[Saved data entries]
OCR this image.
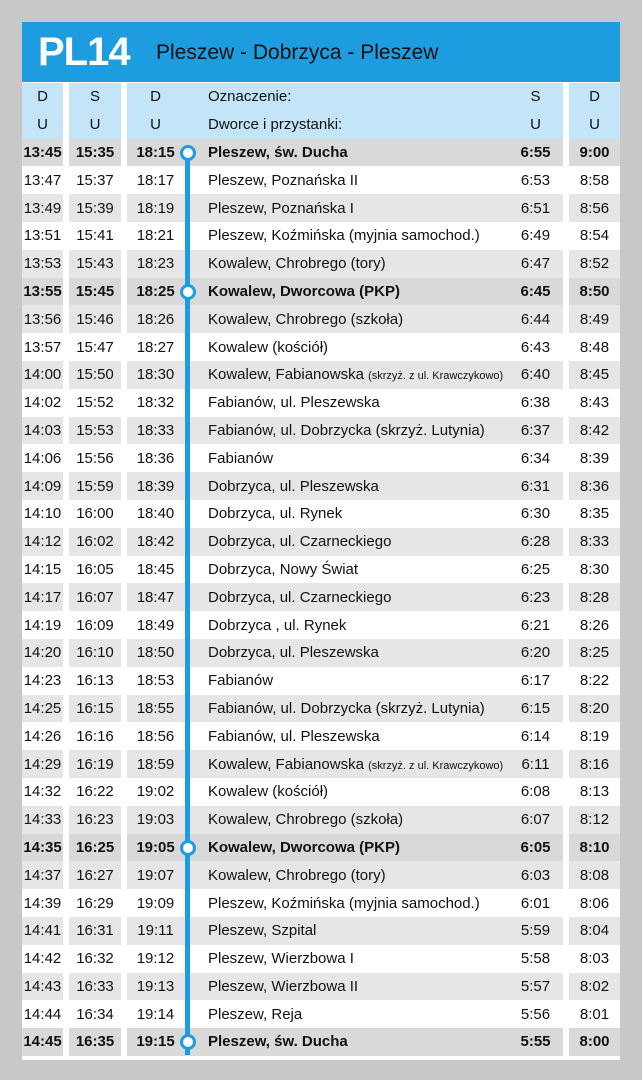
PL14 Pleszew - Dobrzyca - Pleszew
D	S	D		Oznaczenie:	S	D
U	U	U		Dworce i przystanki:	U	U
13:45	15:35	18:15		Pleszew, św. Ducha	6:55	9:00
13:47	15:37	18:17		Pleszew, Poznańska II	6:53	8:58
13:49	15:39	18:19		Pleszew, Poznańska I	6:51	8:56
13:51	15:41	18:21		Pleszew, Koźmińska (myjnia samochod.)	6:49	8:54
13:53	15:43	18:23		Kowalew, Chrobrego (tory)	6:47	8:52
13:55	15:45	18:25		Kowalew, Dworcowa (PKP)	6:45	8:50
13:56	15:46	18:26		Kowalew, Chrobrego (szkoła)	6:44	8:49
13:57	15:47	18:27		Kowalew (kościół)	6:43	8:48
14:00	15:50	18:30		Kowalew, Fabianowska (skrzyż. z ul. Krawczykowo)	6:40	8:45
14:02	15:52	18:32		Fabianów, ul. Pleszewska	6:38	8:43
14:03	15:53	18:33		Fabianów, ul. Dobrzycka (skrzyż. Lutynia)	6:37	8:42
14:06	15:56	18:36		Fabianów	6:34	8:39
14:09	15:59	18:39		Dobrzyca, ul. Pleszewska	6:31	8:36
14:10	16:00	18:40		Dobrzyca, ul. Rynek	6:30	8:35
14:12	16:02	18:42		Dobrzyca, ul. Czarneckiego	6:28	8:33
14:15	16:05	18:45		Dobrzyca, Nowy Świat	6:25	8:30
14:17	16:07	18:47		Dobrzyca, ul. Czarneckiego	6:23	8:28
14:19	16:09	18:49		Dobrzyca , ul. Rynek	6:21	8:26
14:20	16:10	18:50		Dobrzyca, ul. Pleszewska	6:20	8:25
14:23	16:13	18:53		Fabianów	6:17	8:22
14:25	16:15	18:55		Fabianów, ul. Dobrzycka (skrzyż. Lutynia)	6:15	8:20
14:26	16:16	18:56		Fabianów, ul. Pleszewska	6:14	8:19
14:29	16:19	18:59		Kowalew, Fabianowska (skrzyż. z ul. Krawczykowo)	6:11	8:16
14:32	16:22	19:02		Kowalew (kościół)	6:08	8:13
14:33	16:23	19:03		Kowalew, Chrobrego (szkoła)	6:07	8:12
14:35	16:25	19:05		Kowalew, Dworcowa (PKP)	6:05	8:10
14:37	16:27	19:07		Kowalew, Chrobrego (tory)	6:03	8:08
14:39	16:29	19:09		Pleszew, Koźmińska (myjnia samochod.)	6:01	8:06
14:41	16:31	19:11		Pleszew, Szpital	5:59	8:04
14:42	16:32	19:12		Pleszew, Wierzbowa I	5:58	8:03
14:43	16:33	19:13		Pleszew, Wierzbowa II	5:57	8:02
14:44	16:34	19:14		Pleszew, Reja	5:56	8:01
14:45	16:35	19:15		Pleszew, św. Ducha	5:55	8:00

• SHORT EXERCISE:
With the pictures omitted, reproduce the records in full and exactly.

• SOLUTION TO THIS TASK:
OCR this image.
PL14 Pleszew - Dobrzyca - Pleszew
D	S	D		Oznaczenie:	S	D
U	U	U		Dworce i przystanki:	U	U
13:45	15:35	18:15		Pleszew, św. Ducha	6:55	9:00
13:47	15:37	18:17		Pleszew, Poznańska II	6:53	8:58
13:49	15:39	18:19		Pleszew, Poznańska I	6:51	8:56
13:51	15:41	18:21		Pleszew, Koźmińska (myjnia samochod.)	6:49	8:54
13:53	15:43	18:23		Kowalew, Chrobrego (tory)	6:47	8:52
13:55	15:45	18:25		Kowalew, Dworcowa (PKP)	6:45	8:50
13:56	15:46	18:26		Kowalew, Chrobrego (szkoła)	6:44	8:49
13:57	15:47	18:27		Kowalew (kościół)	6:43	8:48
14:00	15:50	18:30		Kowalew, Fabianowska (skrzyż. z ul. Krawczykowo)	6:40	8:45
14:02	15:52	18:32		Fabianów, ul. Pleszewska	6:38	8:43
14:03	15:53	18:33		Fabianów, ul. Dobrzycka (skrzyż. Lutynia)	6:37	8:42
14:06	15:56	18:36		Fabianów	6:34	8:39
14:09	15:59	18:39		Dobrzyca, ul. Pleszewska	6:31	8:36
14:10	16:00	18:40		Dobrzyca, ul. Rynek	6:30	8:35
14:12	16:02	18:42		Dobrzyca, ul. Czarneckiego	6:28	8:33
14:15	16:05	18:45		Dobrzyca, Nowy Świat	6:25	8:30
14:17	16:07	18:47		Dobrzyca, ul. Czarneckiego	6:23	8:28
14:19	16:09	18:49		Dobrzyca , ul. Rynek	6:21	8:26
14:20	16:10	18:50		Dobrzyca, ul. Pleszewska	6:20	8:25
14:23	16:13	18:53		Fabianów	6:17	8:22
14:25	16:15	18:55		Fabianów, ul. Dobrzycka (skrzyż. Lutynia)	6:15	8:20
14:26	16:16	18:56		Fabianów, ul. Pleszewska	6:14	8:19
14:29	16:19	18:59		Kowalew, Fabianowska (skrzyż. z ul. Krawczykowo)	6:11	8:16
14:32	16:22	19:02		Kowalew (kościół)	6:08	8:13
14:33	16:23	19:03		Kowalew, Chrobrego (szkoła)	6:07	8:12
14:35	16:25	19:05		Kowalew, Dworcowa (PKP)	6:05	8:10
14:37	16:27	19:07		Kowalew, Chrobrego (tory)	6:03	8:08
14:39	16:29	19:09		Pleszew, Koźmińska (myjnia samochod.)	6:01	8:06
14:41	16:31	19:11		Pleszew, Szpital	5:59	8:04
14:42	16:32	19:12		Pleszew, Wierzbowa I	5:58	8:03
14:43	16:33	19:13		Pleszew, Wierzbowa II	5:57	8:02
14:44	16:34	19:14		Pleszew, Reja	5:56	8:01
14:45	16:35	19:15		Pleszew, św. Ducha	5:55	8:00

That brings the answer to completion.